------ DATASET ROWS

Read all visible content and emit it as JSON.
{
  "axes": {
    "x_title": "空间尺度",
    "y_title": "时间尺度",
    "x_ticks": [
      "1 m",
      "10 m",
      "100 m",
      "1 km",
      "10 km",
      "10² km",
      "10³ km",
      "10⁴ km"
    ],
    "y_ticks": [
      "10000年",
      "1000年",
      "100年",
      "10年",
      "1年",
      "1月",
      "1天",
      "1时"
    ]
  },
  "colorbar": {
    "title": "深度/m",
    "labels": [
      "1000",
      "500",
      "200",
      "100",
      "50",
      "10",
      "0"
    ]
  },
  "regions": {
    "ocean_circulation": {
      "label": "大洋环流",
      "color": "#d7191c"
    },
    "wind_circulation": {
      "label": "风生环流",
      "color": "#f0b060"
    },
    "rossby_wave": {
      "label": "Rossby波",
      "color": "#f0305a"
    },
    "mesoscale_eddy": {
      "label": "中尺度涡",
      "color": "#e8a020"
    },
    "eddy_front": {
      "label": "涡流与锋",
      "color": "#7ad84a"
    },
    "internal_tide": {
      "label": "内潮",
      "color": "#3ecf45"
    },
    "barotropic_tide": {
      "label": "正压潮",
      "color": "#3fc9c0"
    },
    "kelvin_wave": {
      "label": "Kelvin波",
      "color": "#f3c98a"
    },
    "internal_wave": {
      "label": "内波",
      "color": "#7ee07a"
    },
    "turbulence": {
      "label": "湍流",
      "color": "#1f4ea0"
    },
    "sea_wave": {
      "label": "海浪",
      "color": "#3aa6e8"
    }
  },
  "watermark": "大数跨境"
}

------------

WORK REQUIRED -
Reproduce each line verbatim.

PROBLEM SOLUTION -
Read all visible content and emit it as JSON.
{
  "axes": {
    "x_title": "空间尺度",
    "y_title": "时间尺度",
    "x_ticks": [
      "1 m",
      "10 m",
      "100 m",
      "1 km",
      "10 km",
      "10² km",
      "10³ km",
      "10⁴ km"
    ],
    "y_ticks": [
      "10000年",
      "1000年",
      "100年",
      "10年",
      "1年",
      "1月",
      "1天",
      "1时"
    ]
  },
  "colorbar": {
    "title": "深度/m",
    "labels": [
      "1000",
      "500",
      "200",
      "100",
      "50",
      "10",
      "0"
    ]
  },
  "regions": {
    "ocean_circulation": {
      "label": "大洋环流",
      "color": "#d7191c"
    },
    "wind_circulation": {
      "label": "风生环流",
      "color": "#f0b060"
    },
    "rossby_wave": {
      "label": "Rossby波",
      "color": "#f0305a"
    },
    "mesoscale_eddy": {
      "label": "中尺度涡",
      "color": "#e8a020"
    },
    "eddy_front": {
      "label": "涡流与锋",
      "color": "#7ad84a"
    },
    "internal_tide": {
      "label": "内潮",
      "color": "#3ecf45"
    },
    "barotropic_tide": {
      "label": "正压潮",
      "color": "#3fc9c0"
    },
    "kelvin_wave": {
      "label": "Kelvin波",
      "color": "#f3c98a"
    },
    "internal_wave": {
      "label": "内波",
      "color": "#7ee07a"
    },
    "turbulence": {
      "label": "湍流",
      "color": "#1f4ea0"
    },
    "sea_wave": {
      "label": "海浪",
      "color": "#3aa6e8"
    }
  },
  "watermark": "大数跨境"
}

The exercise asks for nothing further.